(YOUR GOAL) Copy every line of the records below that holds the word "인과관계를".

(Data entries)
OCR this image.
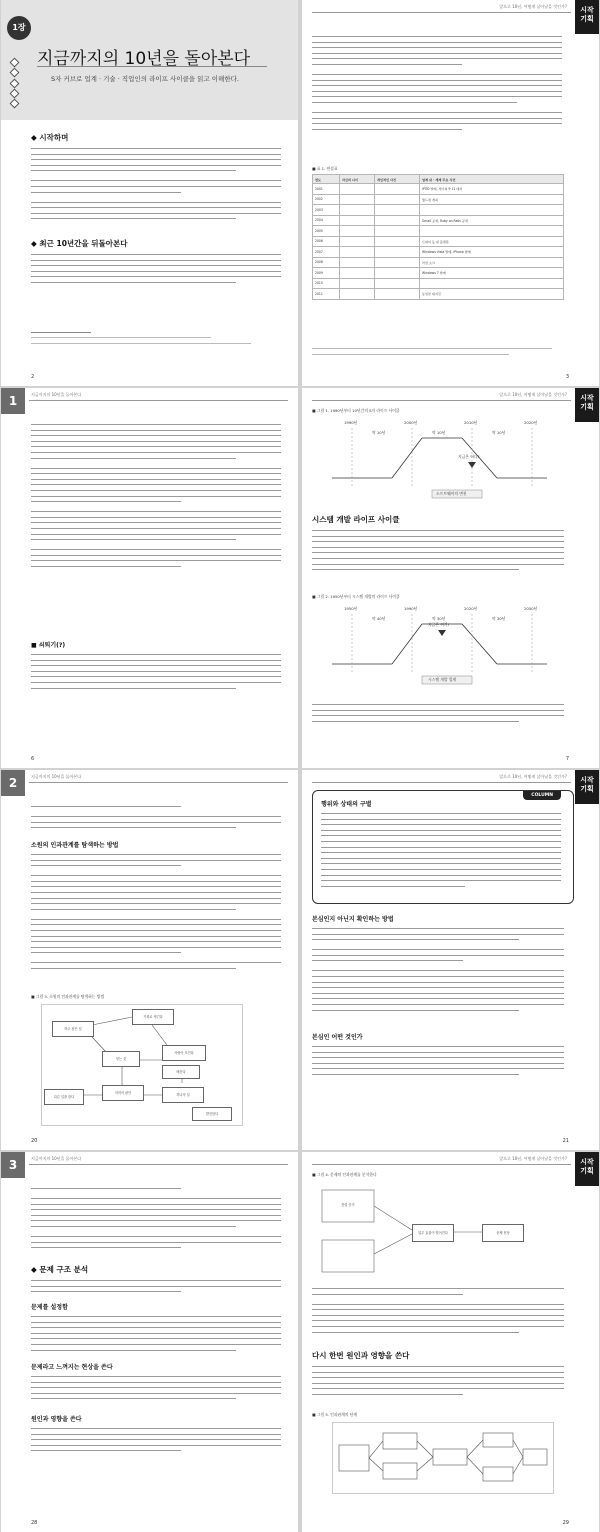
1장
지금까지의 10년을 돌아본다
S자 커브로 업계 · 기술 · 직업인의 라이프 사이클을 읽고 이해한다.
◆ 시작하며
◆ 최근 10년간을 뒤돌아본다
2
앞으로 10년, 어떻게 살아남을 것인가?	시작
기획
■ 표 1. 연결표
연도	자신의 나이	개인적인 사건	업계 내 · 세계 주요 사건
2001			iPOD 발매, 세기의 9·11 테러
2002			월드컵 개최
2003			
2004			Gmail 공개, Ruby on Rails 공개
2005			
2006			트위터 등 새 플랫폼
2007			Windows Vista 발매, iPhone 발매
2008			리먼 쇼크
2009			Windows 7 발매
2010			
2011			동일본 대지진
3
1	지금까지의 10년을 돌아본다
■ 쇠퇴기(?)
6
앞으로 10년, 어떻게 살아남을 것인가?	시작
기획
■ 그림 1. 1990년부터 10년간의 S자 라이프 사이클
1990년	2000년	2010년	2020년
약 10년	약 10년	약 10년
지금은 어디?
소프트웨어의 변천
시스템 개발 라이프 사이클
■ 그림 2. 1950년부터 시스템 개발의 라이프 사이클
1950년	1990년	2020년	2050년
약 40년	약 30년	약 30년
지금은 여기?
시스템 개발 업계
7
2	지금까지의 10년을 돌아본다
소원의 인과관계를 탐색하는 방법
■ 그림 3. 소원의 인과관계를 탐색하는 방법
하고 싶은 일
기회로 생긴다
얻는 것
사람이 모인다
배운다
의미의 판단	하나의 일
다른 일을 한다
발전한다
20
앞으로 10년, 어떻게 살아남을 것인가?	시작
기획
COLUMN
행위와 상태의 구별
본심인지 아닌지 확인하는 방법
본심인 어떤 것인가
21
3	지금까지의 10년을 돌아본다
◆ 문제 구조 분석
문제를 설정함
문제라고 느껴지는 현상을 쓴다
원인과 영향을 쓴다
28
앞으로 10년, 어떻게 살아남을 것인가?	시작
기획
■ 그림 4. 문제의 인과관계를 분석한다
업무 효율이 떨어진다	문제 현상
잔업 증가
다시 한번 원인과 영향을 쓴다
■ 그림 5. 인과관계의 단계
29
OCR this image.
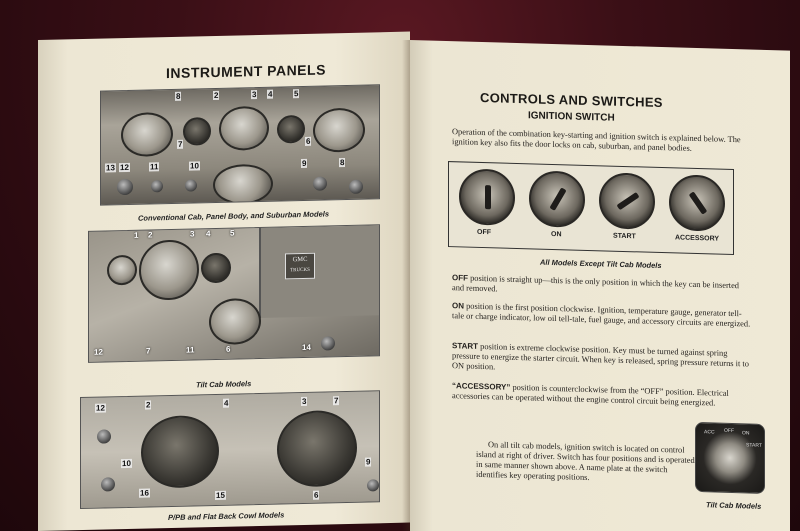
INSTRUMENT PANELS
8	2	3 4	5
7	6
13 12	11	10	9	8
Conventional Cab, Panel Body, and Suburban Models
GMC
TRUCKS
1 2	3 4 5
12	7	11	6	14
Tilt Cab Models
12	2	4	3	7
10
16	15	6
9
P/PB and Flat Back Cowl Models
CONTROLS AND SWITCHES
IGNITION SWITCH
Operation of the combination key-starting and ignition switch is explained below. The ignition key also fits the door locks on cab, suburban, and panel bodies.
OFF	ON	START	ACCESSORY
All Models Except Tilt Cab Models
OFF position is straight up—this is the only position in which the key can be inserted and removed.
ON position is the first position clockwise. Ignition, temperature gauge, generator tell-tale or charge indicator, low oil tell-tale, fuel gauge, and accessory circuits are energized.
START position is extreme clockwise position. Key must be turned against spring pressure to energize the starter circuit. When key is released, spring pressure returns it to ON position.
“ACCESSORY” position is counterclockwise from the “OFF” position. Electrical accessories can be operated without the engine control circuit being energized.
On all tilt cab models, ignition switch is located on control island at right of driver. Switch has four positions and is operated in same manner shown above. A name plate at the switch identifies key operating positions.
ACC OFF ON
START
Tilt Cab Models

(THE REPLY)
소원의 인과관계를 탐색하는 방법
■ 그림 3. 소원의 인과관계를 탐색하는 방법
■ 그림 4. 문제의 인과관계를 분석한다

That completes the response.